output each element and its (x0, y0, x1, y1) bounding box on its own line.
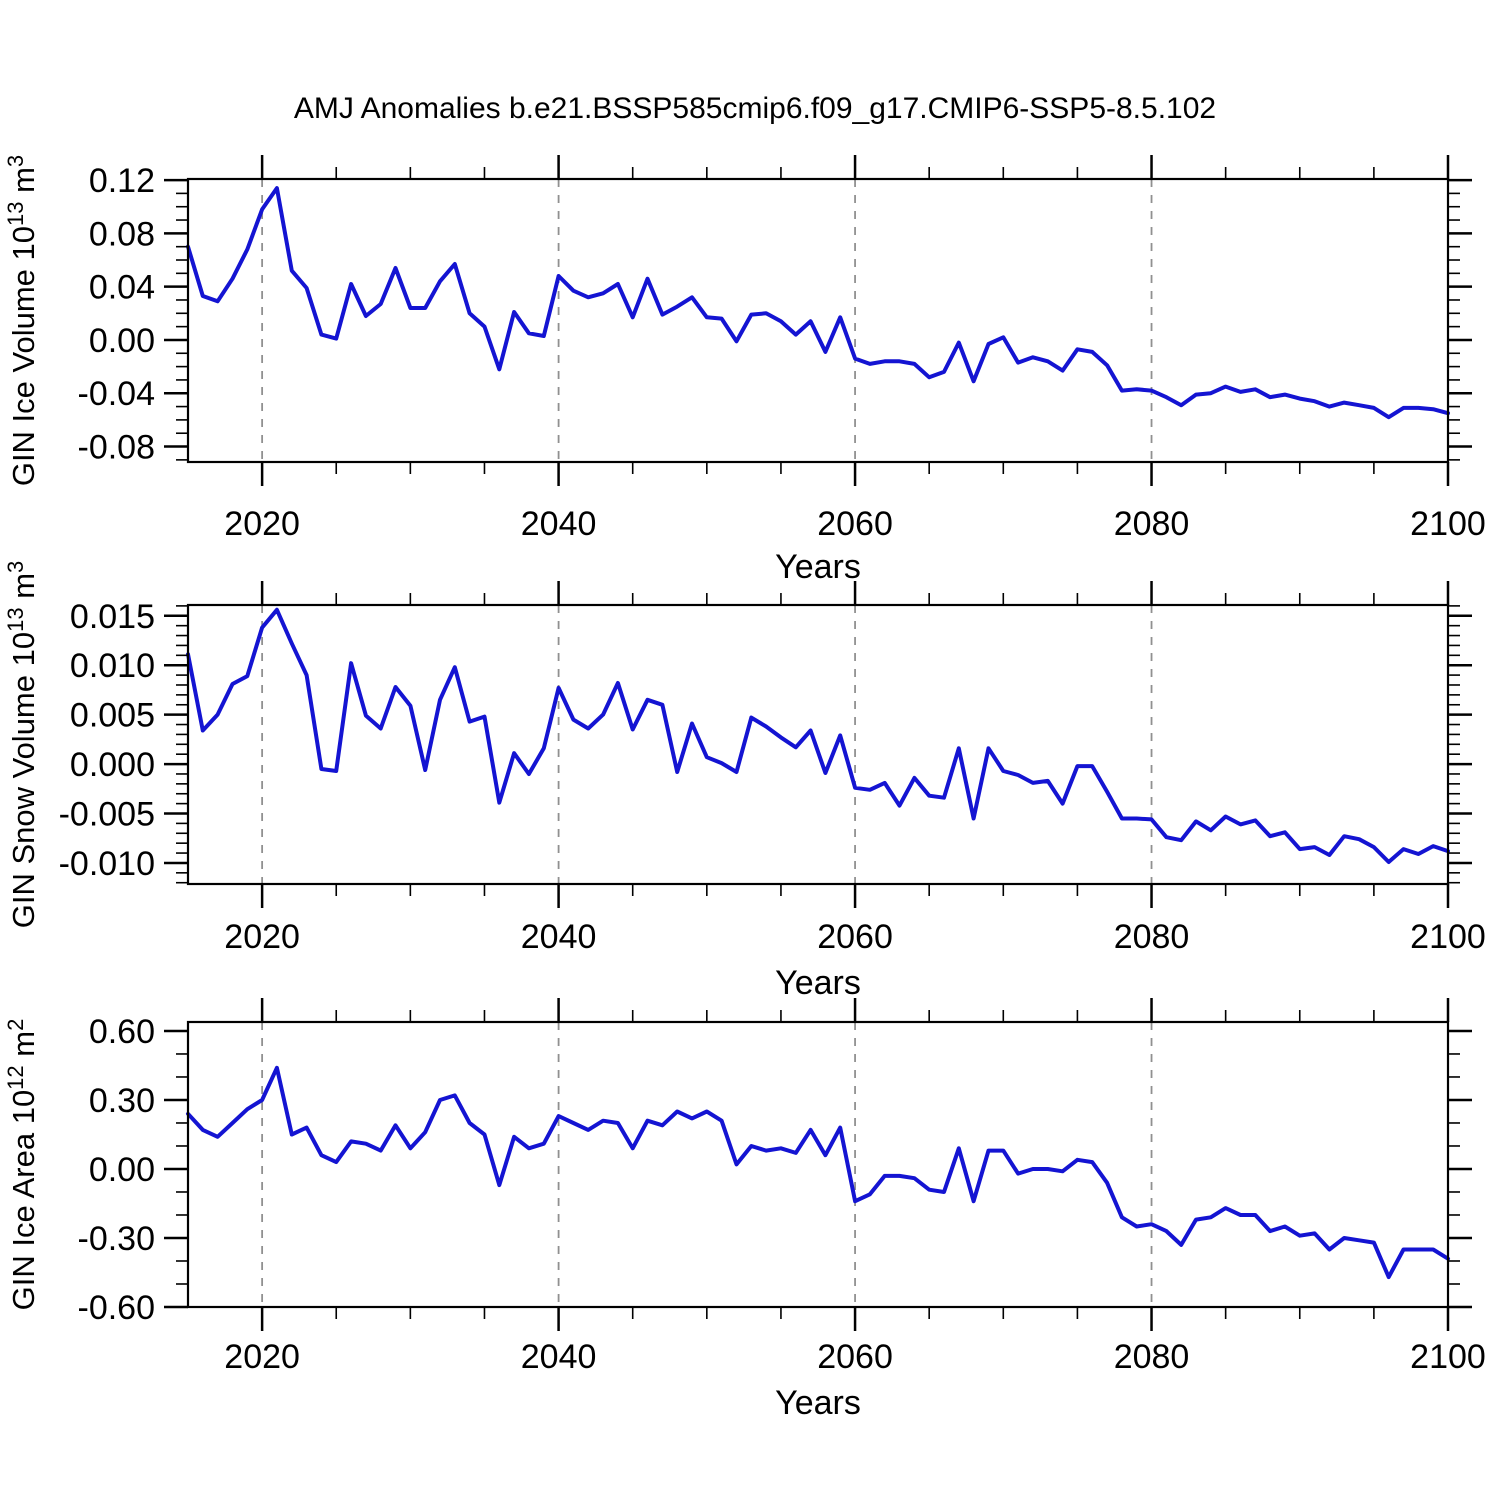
y-tick-label: 0.000 (70, 746, 155, 784)
y-tick-label: 0.015 (70, 598, 155, 636)
y-tick-label: -0.60 (78, 1289, 156, 1327)
x-tick-label: 2100 (1410, 505, 1486, 543)
y-tick-label: 0.005 (70, 697, 155, 735)
x-tick-label: 2060 (817, 505, 893, 543)
y-tick-label: -0.04 (78, 375, 156, 413)
x-tick-label: 2060 (817, 1338, 893, 1376)
panel-gin-snow-volume: 2020 2040 2060 2080 2100 0.015 0.010 0.005 0.000… (3, 561, 1486, 1002)
y-tick-label: 0.010 (70, 647, 155, 685)
y-tick-label: 0.08 (89, 215, 155, 253)
y-tick-label: 0.12 (89, 162, 155, 200)
x-tick-label: 2040 (521, 918, 597, 956)
y-tick-label: -0.30 (78, 1220, 156, 1258)
x-tick-label: 2020 (224, 505, 300, 543)
y-tick-label: -0.08 (78, 429, 156, 467)
x-tick-label: 2020 (224, 918, 300, 956)
y-tick-label: 0.60 (89, 1013, 155, 1051)
y-axis-title: GIN Snow Volume 1013 m3 (3, 561, 41, 929)
plot-frame (186, 1020, 1450, 1309)
x-tick-label: 2040 (521, 1338, 597, 1376)
x-tick-label: 2080 (1114, 1338, 1190, 1376)
y-axis-title: GIN Ice Volume 1013 m3 (3, 155, 41, 486)
y-tick-label: 0.00 (89, 1151, 155, 1189)
x-tick-label: 2020 (224, 1338, 300, 1376)
x-tick-label: 2080 (1114, 505, 1190, 543)
x-axis-title: Years (775, 1384, 861, 1422)
chart-title: AMJ Anomalies b.e21.BSSP585cmip6.f09_g17… (293, 92, 1217, 125)
x-tick-label: 2100 (1410, 918, 1486, 956)
y-tick-label: 0.30 (89, 1082, 155, 1120)
y-tick-label: 0.04 (89, 269, 155, 307)
gin-ice-volume-data-line (186, 186, 1450, 420)
x-axis-title: Years (775, 548, 861, 586)
gin-snow-volume-data-line (186, 607, 1450, 864)
gin-ice-area-data-line (186, 1065, 1450, 1280)
panel-gin-ice-area: 2020 2040 2060 2080 2100 0.60 0.30 0.00 -0.30 -0.… (3, 998, 1486, 1422)
plot-frame (186, 603, 1450, 886)
y-axis-title: GIN Ice Area 1012 m2 (3, 1019, 41, 1311)
y-tick-label: -0.005 (59, 796, 155, 834)
x-tick-label: 2080 (1114, 918, 1190, 956)
x-axis-title: Years (775, 964, 861, 1002)
y-tick-label: -0.010 (59, 845, 155, 883)
panel-gin-ice-volume: 2020 2040 2060 2080 2100 0.12 0.08 0.04 0.00 -0.0… (3, 155, 1486, 586)
x-tick-label: 2060 (817, 918, 893, 956)
y-tick-label: 0.00 (89, 322, 155, 360)
x-tick-label: 2040 (521, 505, 597, 543)
x-tick-label: 2100 (1410, 1338, 1486, 1376)
plot-frame (186, 177, 1450, 464)
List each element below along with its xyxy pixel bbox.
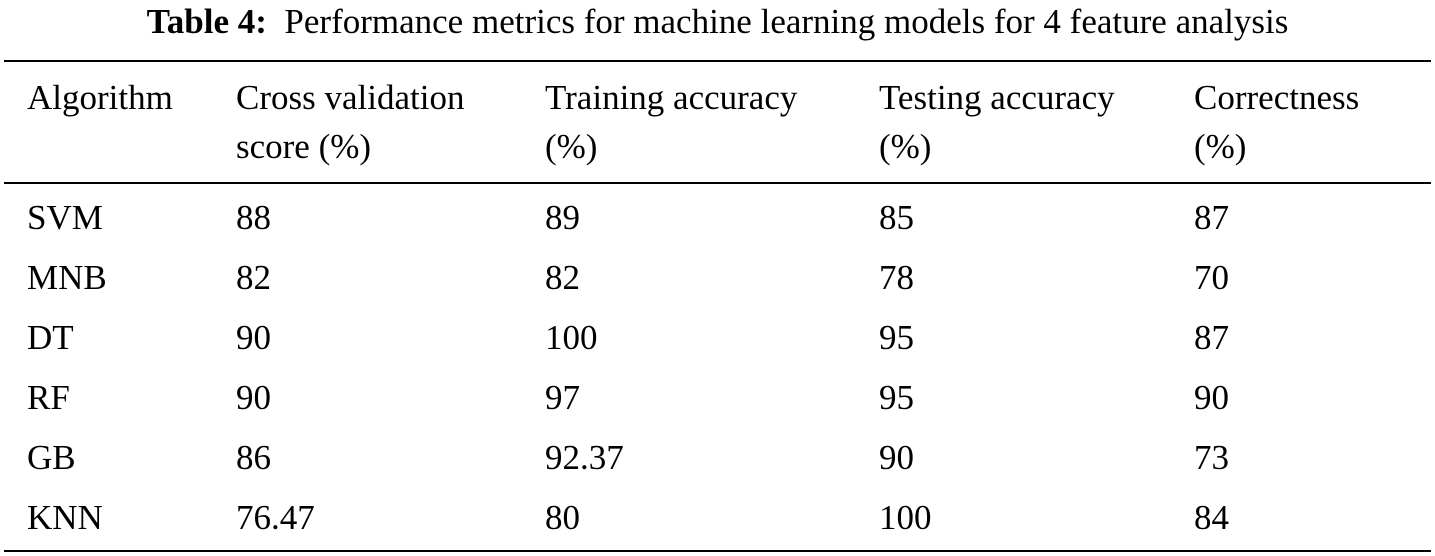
table-body: SVM 88 89 85 87 MNB 82 82 78 70 DT 90 10… bbox=[0, 190, 1435, 550]
header-line: Testing accuracy bbox=[879, 78, 1115, 117]
table-cell: RF bbox=[27, 378, 70, 417]
table-cell: 82 bbox=[236, 258, 271, 297]
table-row: KNN 76.47 80 100 84 bbox=[0, 490, 1435, 550]
header-training-accuracy: Training accuracy (%) bbox=[545, 73, 797, 171]
header-line: (%) bbox=[545, 127, 598, 166]
table-cell: 90 bbox=[1194, 378, 1229, 417]
table-cell: GB bbox=[27, 438, 76, 477]
table-cell: 90 bbox=[236, 318, 271, 357]
table-top-rule bbox=[4, 60, 1431, 62]
header-line: Algorithm bbox=[27, 78, 173, 117]
header-algorithm: Algorithm bbox=[27, 73, 173, 122]
table-cell: MNB bbox=[27, 258, 107, 297]
caption-text: Performance metrics for machine learning… bbox=[284, 2, 1289, 41]
table-cell: 82 bbox=[545, 258, 580, 297]
table-cell: 87 bbox=[1194, 318, 1229, 357]
header-line: (%) bbox=[1194, 127, 1247, 166]
table-header: Algorithm Cross validation score (%) Tra… bbox=[0, 73, 1435, 173]
table-row: RF 90 97 95 90 bbox=[0, 370, 1435, 430]
header-correctness: Correctness (%) bbox=[1194, 73, 1359, 171]
table-bottom-rule bbox=[4, 550, 1431, 552]
table-cell: 90 bbox=[879, 438, 914, 477]
table-cell: 84 bbox=[1194, 498, 1229, 537]
table-cell: 88 bbox=[236, 198, 271, 237]
table-row: GB 86 92.37 90 73 bbox=[0, 430, 1435, 490]
header-line: Cross validation bbox=[236, 78, 465, 117]
table-cell: 89 bbox=[545, 198, 580, 237]
header-testing-accuracy: Testing accuracy (%) bbox=[879, 73, 1115, 171]
table-row: SVM 88 89 85 87 bbox=[0, 190, 1435, 250]
table-cell: KNN bbox=[27, 498, 103, 537]
header-line: Correctness bbox=[1194, 78, 1360, 117]
table-cell: 85 bbox=[879, 198, 914, 237]
table-cell: 87 bbox=[1194, 198, 1229, 237]
header-line: (%) bbox=[879, 127, 932, 166]
table-cell: 86 bbox=[236, 438, 271, 477]
table-cell: 92.37 bbox=[545, 438, 624, 477]
table-cell: 70 bbox=[1194, 258, 1229, 297]
table-caption: Table 4: Performance metrics for machine… bbox=[0, 0, 1435, 44]
table-cell: DT bbox=[27, 318, 74, 357]
table-cell: 100 bbox=[545, 318, 598, 357]
table-cell: 78 bbox=[879, 258, 914, 297]
table-cell: 95 bbox=[879, 378, 914, 417]
table-header-rule bbox=[4, 182, 1431, 184]
table-cell: 95 bbox=[879, 318, 914, 357]
table-cell: 73 bbox=[1194, 438, 1229, 477]
table-cell: 76.47 bbox=[236, 498, 315, 537]
table-row: MNB 82 82 78 70 bbox=[0, 250, 1435, 310]
header-line: score (%) bbox=[236, 127, 372, 166]
header-line: Training accuracy bbox=[545, 78, 798, 117]
table-cell: 80 bbox=[545, 498, 580, 537]
table-cell: 100 bbox=[879, 498, 932, 537]
table-cell: 90 bbox=[236, 378, 271, 417]
table-cell: 97 bbox=[545, 378, 580, 417]
header-cross-validation: Cross validation score (%) bbox=[236, 73, 464, 171]
table-row: DT 90 100 95 87 bbox=[0, 310, 1435, 370]
table-cell: SVM bbox=[27, 198, 103, 237]
caption-label: Table 4: bbox=[146, 2, 267, 41]
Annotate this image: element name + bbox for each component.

───

§ AUFGABENSTELLUNG:
Bearbeite die Zeilen von der Zeile mit "table-body: SVM 88" bis einschließlich der Zeile mit "table-cell: GB bbox=[27, 438, 76, 477]": Gib sie erneut wieder und ersetze darin "Testing accuracy" durch "Test accuracy". Alles andere bleibt unverändert.

§ GELÖSTE AUFGABE:
table-body: SVM 88 89 85 87 MNB 82 82 78 70 DT 90 10… bbox=[0, 190, 1435, 550]
header-line: Test accuracy bbox=[879, 78, 1115, 117]
table-cell: RF bbox=[27, 378, 70, 417]
table-cell: 82 bbox=[236, 258, 271, 297]
table-row: KNN 76.47 80 100 84 bbox=[0, 490, 1435, 550]
header-training-accuracy: Training accuracy (%) bbox=[545, 73, 797, 171]
header-line: (%) bbox=[545, 127, 598, 166]
table-cell: 90 bbox=[1194, 378, 1229, 417]
table-cell: GB bbox=[27, 438, 76, 477]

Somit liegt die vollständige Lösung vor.